++++ RECORDS PROVIDED

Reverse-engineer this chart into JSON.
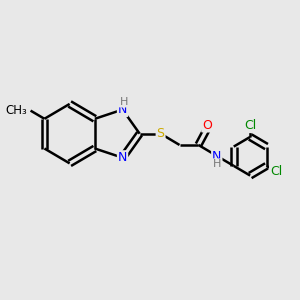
{
  "background_color": "#e8e8e8",
  "bond_color": "#000000",
  "bond_width": 1.8,
  "atom_colors": {
    "N": "#0000ff",
    "H": "#777777",
    "S": "#ccaa00",
    "O": "#ff0000",
    "Cl": "#008800",
    "C": "#000000",
    "CH3": "#000000"
  },
  "font_size": 9,
  "fig_bg": "#e8e8e8"
}
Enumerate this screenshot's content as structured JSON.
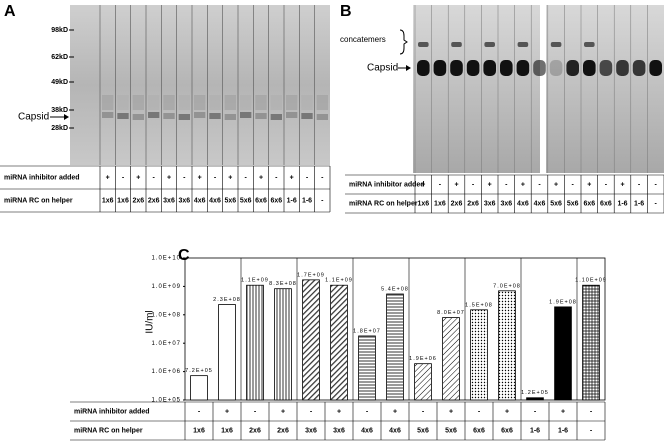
{
  "panel_a": {
    "label": "A",
    "markers": [
      "98kD",
      "62kD",
      "49kD",
      "38kD",
      "28kD"
    ],
    "band_label": "Capsid",
    "row_labels": [
      "miRNA inhibitor added",
      "miRNA RC on helper"
    ],
    "inhibitor": [
      "+",
      "-",
      "+",
      "-",
      "+",
      "-",
      "+",
      "-",
      "+",
      "-",
      "+",
      "-",
      "+",
      "-",
      "-"
    ],
    "rc": [
      "1x6",
      "1x6",
      "2x6",
      "2x6",
      "3x6",
      "3x6",
      "4x6",
      "4x6",
      "5x6",
      "5x6",
      "6x6",
      "6x6",
      "1-6",
      "1-6",
      "-"
    ]
  },
  "panel_b": {
    "label": "B",
    "concatemers": "concatemers",
    "band_label": "Capsid",
    "row_labels": [
      "miRNA inhibitor added",
      "miRNA RC on helper"
    ],
    "inhibitor": [
      "+",
      "-",
      "+",
      "-",
      "+",
      "-",
      "+",
      "-",
      "+",
      "-",
      "+",
      "-",
      "+",
      "-",
      "-"
    ],
    "rc": [
      "1x6",
      "1x6",
      "2x6",
      "2x6",
      "3x6",
      "3x6",
      "4x6",
      "4x6",
      "5x6",
      "5x6",
      "6x6",
      "6x6",
      "1-6",
      "1-6",
      "-"
    ]
  },
  "chart_data": {
    "type": "bar",
    "label": "C",
    "y_label": "IU/ml",
    "log_scale": true,
    "row_labels": [
      "miRNA inhibitor added",
      "miRNA RC on helper"
    ],
    "inhibitor": [
      "-",
      "+",
      "-",
      "+",
      "-",
      "+",
      "-",
      "+",
      "-",
      "+",
      "-",
      "+",
      "-",
      "+",
      "-"
    ],
    "categories": [
      "1x6",
      "1x6",
      "2x6",
      "2x6",
      "3x6",
      "3x6",
      "4x6",
      "4x6",
      "5x6",
      "5x6",
      "6x6",
      "6x6",
      "1-6",
      "1-6",
      "-"
    ],
    "values": [
      720000,
      230000000,
      1100000000,
      830000000,
      1700000000,
      1100000000,
      18000000,
      540000000,
      1900000,
      80000000,
      150000000,
      700000000,
      120000,
      190000000,
      1100000000
    ],
    "value_labels": [
      "7.2E+05",
      "2.3E+08",
      "1.1E+09",
      "8.3E+08",
      "1.7E+09",
      "1.1E+09",
      "1.8E+07",
      "5.4E+08",
      "1.9E+06",
      "8.0E+07",
      "1.5E+08",
      "7.0E+08",
      "1.2E+05",
      "1.9E+08",
      "1.10E+09"
    ],
    "fills": [
      "white",
      "white",
      "vertical",
      "vertical",
      "diagonal",
      "diagonal",
      "horizontal",
      "horizontal",
      "light-diagonal",
      "light-diagonal",
      "dots",
      "dots",
      "black",
      "black",
      "grid"
    ],
    "ylim": [
      100000,
      10000000000
    ],
    "yticks": [
      {
        "value": 100000,
        "label": "1.0E+05"
      },
      {
        "value": 1000000,
        "label": "1.0E+06"
      },
      {
        "value": 10000000,
        "label": "1.0E+07"
      },
      {
        "value": 100000000,
        "label": "1.0E+08"
      },
      {
        "value": 1000000000,
        "label": "1.0E+09"
      },
      {
        "value": 10000000000,
        "label": "1.0E+10"
      }
    ]
  }
}
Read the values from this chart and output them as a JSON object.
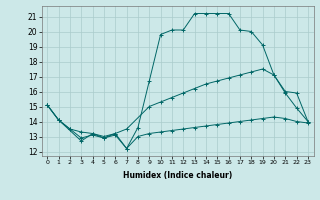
{
  "title": "",
  "xlabel": "Humidex (Indice chaleur)",
  "background_color": "#cce8e8",
  "grid_color": "#aacccc",
  "line_color": "#006666",
  "xlim": [
    -0.5,
    23.5
  ],
  "ylim": [
    11.7,
    21.7
  ],
  "yticks": [
    12,
    13,
    14,
    15,
    16,
    17,
    18,
    19,
    20,
    21
  ],
  "xticks": [
    0,
    1,
    2,
    3,
    4,
    5,
    6,
    7,
    8,
    9,
    10,
    11,
    12,
    13,
    14,
    15,
    16,
    17,
    18,
    19,
    20,
    21,
    22,
    23
  ],
  "line1_x": [
    0,
    1,
    3,
    4,
    5,
    6,
    7,
    8,
    9,
    10,
    11,
    12,
    13,
    14,
    15,
    16,
    17,
    18,
    19,
    20,
    21,
    22,
    23
  ],
  "line1_y": [
    15.1,
    14.1,
    12.7,
    13.2,
    12.9,
    13.2,
    12.2,
    13.6,
    16.7,
    19.8,
    20.1,
    20.1,
    21.2,
    21.2,
    21.2,
    21.2,
    20.1,
    20.0,
    19.1,
    17.1,
    15.9,
    14.9,
    14.0
  ],
  "line2_x": [
    0,
    1,
    2,
    3,
    4,
    5,
    6,
    7,
    9,
    10,
    11,
    12,
    13,
    14,
    15,
    16,
    17,
    18,
    19,
    20,
    21,
    22,
    23
  ],
  "line2_y": [
    15.1,
    14.1,
    13.5,
    13.3,
    13.2,
    13.0,
    13.2,
    13.5,
    15.0,
    15.3,
    15.6,
    15.9,
    16.2,
    16.5,
    16.7,
    16.9,
    17.1,
    17.3,
    17.5,
    17.1,
    16.0,
    15.9,
    14.0
  ],
  "line3_x": [
    0,
    1,
    2,
    3,
    4,
    5,
    6,
    7,
    8,
    9,
    10,
    11,
    12,
    13,
    14,
    15,
    16,
    17,
    18,
    19,
    20,
    21,
    22,
    23
  ],
  "line3_y": [
    15.1,
    14.1,
    13.5,
    12.9,
    13.1,
    12.9,
    13.1,
    12.2,
    13.0,
    13.2,
    13.3,
    13.4,
    13.5,
    13.6,
    13.7,
    13.8,
    13.9,
    14.0,
    14.1,
    14.2,
    14.3,
    14.2,
    14.0,
    13.9
  ]
}
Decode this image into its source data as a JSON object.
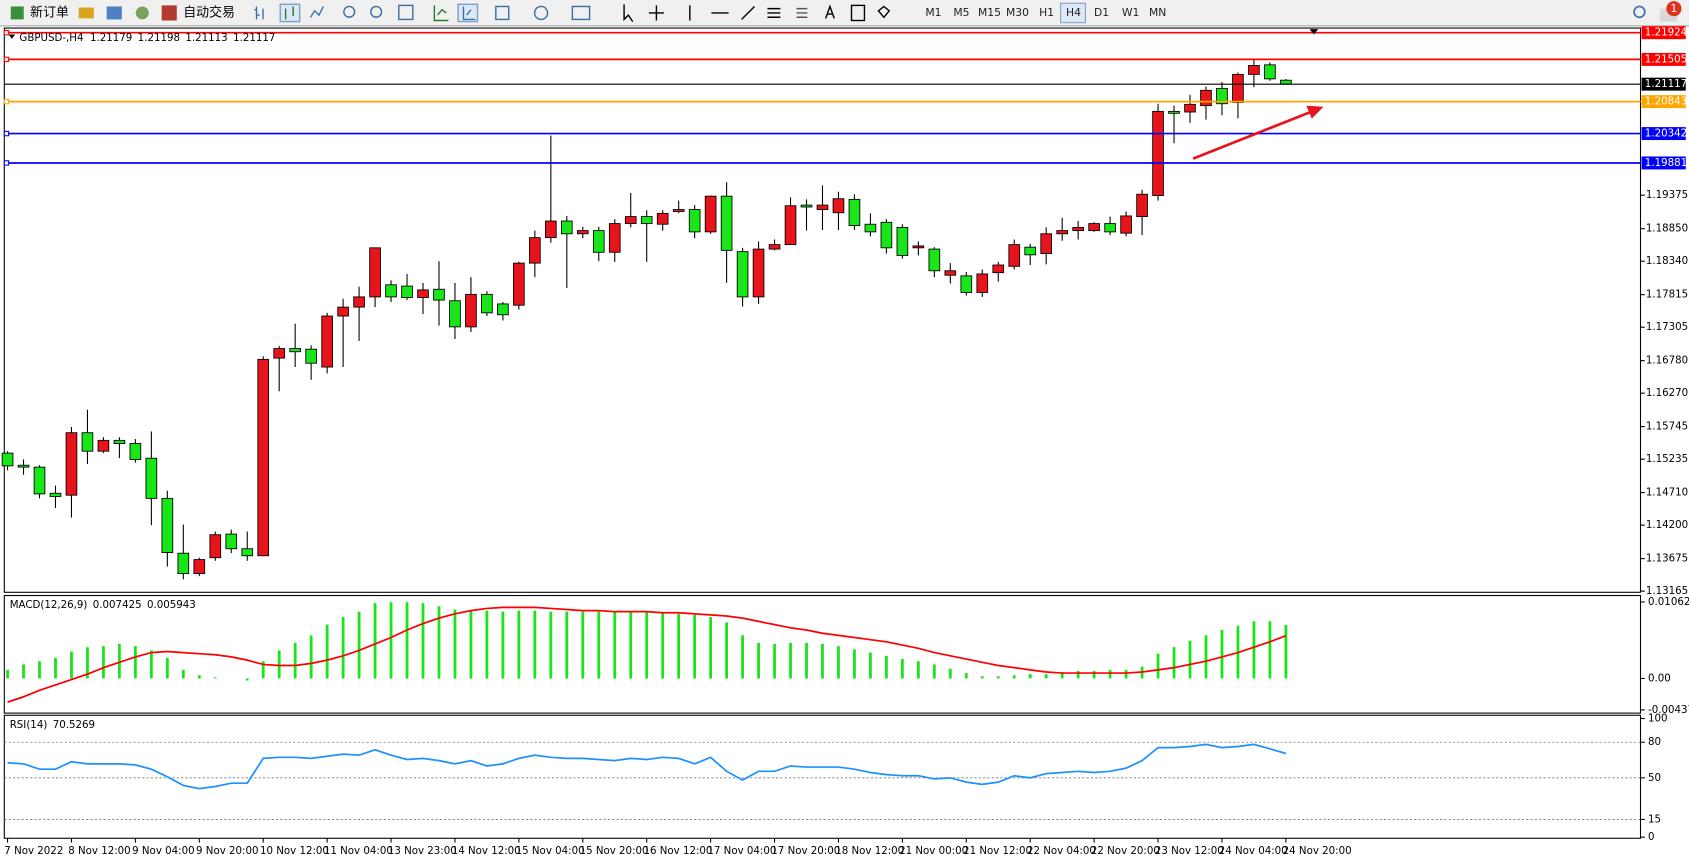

++++++++

### EXERCISE BRIEF
Write the entries above out again exactly, but not the pictures.

### REPLY TO THE EXERCISE
Reverse-engineer this chart into JSON.
{
  "background_color": "#e8e8e8",
  "bond_color": "#000000",
  "bond_width": 1.8,
  "atom_colors": {
    "N": "#0000ff",
    "H": "#777777",
    "S": "#ccaa00",
    "O": "#ff0000",
    "Cl": "#008800",
    "C": "#000000",
    "CH3": "#000000"
  },
  "font_size": 9,
  "fig_bg": "#e8e8e8"
}
Enumerate this screenshot's content as structured JSON.
{
  "panel_a": {
    "label": "A",
    "markers": [
      "98kD",
      "62kD",
      "49kD",
      "38kD",
      "28kD"
    ],
    "band_label": "Capsid",
    "row_labels": [
      "miRNA inhibitor added",
      "miRNA RC on helper"
    ],
    "inhibitor": [
      "+",
      "-",
      "+",
      "-",
      "+",
      "-",
      "+",
      "-",
      "+",
      "-",
      "+",
      "-",
      "+",
      "-",
      "-"
    ],
    "rc": [
      "1x6",
      "1x6",
      "2x6",
      "2x6",
      "3x6",
      "3x6",
      "4x6",
      "4x6",
      "5x6",
      "5x6",
      "6x6",
      "6x6",
      "1-6",
      "1-6",
      "-"
    ]
  },
  "panel_b": {
    "label": "B",
    "concatemers": "concatemers",
    "band_label": "Capsid",
    "row_labels": [
      "miRNA inhibitor added",
      "miRNA RC on helper"
    ],
    "inhibitor": [
      "+",
      "-",
      "+",
      "-",
      "+",
      "-",
      "+",
      "-",
      "+",
      "-",
      "+",
      "-",
      "+",
      "-",
      "-"
    ],
    "rc": [
      "1x6",
      "1x6",
      "2x6",
      "2x6",
      "3x6",
      "3x6",
      "4x6",
      "4x6",
      "5x6",
      "5x6",
      "6x6",
      "6x6",
      "1-6",
      "1-6",
      "-"
    ]
  },
  "chart_data": {
    "type": "bar",
    "label": "C",
    "y_label": "IU/ml",
    "log_scale": true,
    "row_labels": [
      "miRNA inhibitor added",
      "miRNA RC on helper"
    ],
    "inhibitor": [
      "-",
      "+",
      "-",
      "+",
      "-",
      "+",
      "-",
      "+",
      "-",
      "+",
      "-",
      "+",
      "-",
      "+",
      "-"
    ],
    "categories": [
      "1x6",
      "1x6",
      "2x6",
      "2x6",
      "3x6",
      "3x6",
      "4x6",
      "4x6",
      "5x6",
      "5x6",
      "6x6",
      "6x6",
      "1-6",
      "1-6",
      "-"
    ],
    "values": [
      720000,
      230000000,
      1100000000,
      830000000,
      1700000000,
      1100000000,
      18000000,
      540000000,
      1900000,
      80000000,
      150000000,
      700000000,
      120000,
      190000000,
      1100000000
    ],
    "value_labels": [
      "7.2E+05",
      "2.3E+08",
      "1.1E+09",
      "8.3E+08",
      "1.7E+09",
      "1.1E+09",
      "1.8E+07",
      "5.4E+08",
      "1.9E+06",
      "8.0E+07",
      "1.5E+08",
      "7.0E+08",
      "1.2E+05",
      "1.9E+08",
      "1.10E+09"
    ],
    "fills": [
      "white",
      "white",
      "vertical",
      "vertical",
      "diagonal",
      "diagonal",
      "horizontal",
      "horizontal",
      "light-diagonal",
      "light-diagonal",
      "dots",
      "dots",
      "black",
      "black",
      "grid"
    ],
    "ylim": [
      100000,
      10000000000
    ],
    "yticks": [
      {
        "value": 100000,
        "label": "1.0E+05"
      },
      {
        "value": 1000000,
        "label": "1.0E+06"
      },
      {
        "value": 10000000,
        "label": "1.0E+07"
      },
      {
        "value": 100000000,
        "label": "1.0E+08"
      },
      {
        "value": 1000000000,
        "label": "1.0E+09"
      },
      {
        "value": 10000000000,
        "label": "1.0E+10"
      }
    ]
  }
}
Read the values from this chart and output them as a JSON object.
{
  "title": "",
  "xlabel": "Humidex (Indice chaleur)",
  "background_color": "#cce8e8",
  "grid_color": "#aacccc",
  "line_color": "#006666",
  "xlim": [
    -0.5,
    23.5
  ],
  "ylim": [
    11.7,
    21.7
  ],
  "yticks": [
    12,
    13,
    14,
    15,
    16,
    17,
    18,
    19,
    20,
    21
  ],
  "xticks": [
    0,
    1,
    2,
    3,
    4,
    5,
    6,
    7,
    8,
    9,
    10,
    11,
    12,
    13,
    14,
    15,
    16,
    17,
    18,
    19,
    20,
    21,
    22,
    23
  ],
  "line1_x": [
    0,
    1,
    3,
    4,
    5,
    6,
    7,
    8,
    9,
    10,
    11,
    12,
    13,
    14,
    15,
    16,
    17,
    18,
    19,
    20,
    21,
    22,
    23
  ],
  "line1_y": [
    15.1,
    14.1,
    12.7,
    13.2,
    12.9,
    13.2,
    12.2,
    13.6,
    16.7,
    19.8,
    20.1,
    20.1,
    21.2,
    21.2,
    21.2,
    21.2,
    20.1,
    20.0,
    19.1,
    17.1,
    15.9,
    14.9,
    14.0
  ],
  "line2_x": [
    0,
    1,
    2,
    3,
    4,
    5,
    6,
    7,
    9,
    10,
    11,
    12,
    13,
    14,
    15,
    16,
    17,
    18,
    19,
    20,
    21,
    22,
    23
  ],
  "line2_y": [
    15.1,
    14.1,
    13.5,
    13.3,
    13.2,
    13.0,
    13.2,
    13.5,
    15.0,
    15.3,
    15.6,
    15.9,
    16.2,
    16.5,
    16.7,
    16.9,
    17.1,
    17.3,
    17.5,
    17.1,
    16.0,
    15.9,
    14.0
  ],
  "line3_x": [
    0,
    1,
    2,
    3,
    4,
    5,
    6,
    7,
    8,
    9,
    10,
    11,
    12,
    13,
    14,
    15,
    16,
    17,
    18,
    19,
    20,
    21,
    22,
    23
  ],
  "line3_y": [
    15.1,
    14.1,
    13.5,
    12.9,
    13.1,
    12.9,
    13.1,
    12.2,
    13.0,
    13.2,
    13.3,
    13.4,
    13.5,
    13.6,
    13.7,
    13.8,
    13.9,
    14.0,
    14.1,
    14.2,
    14.3,
    14.2,
    14.0,
    13.9
  ]
}
Decode this image into its source data as a JSON object.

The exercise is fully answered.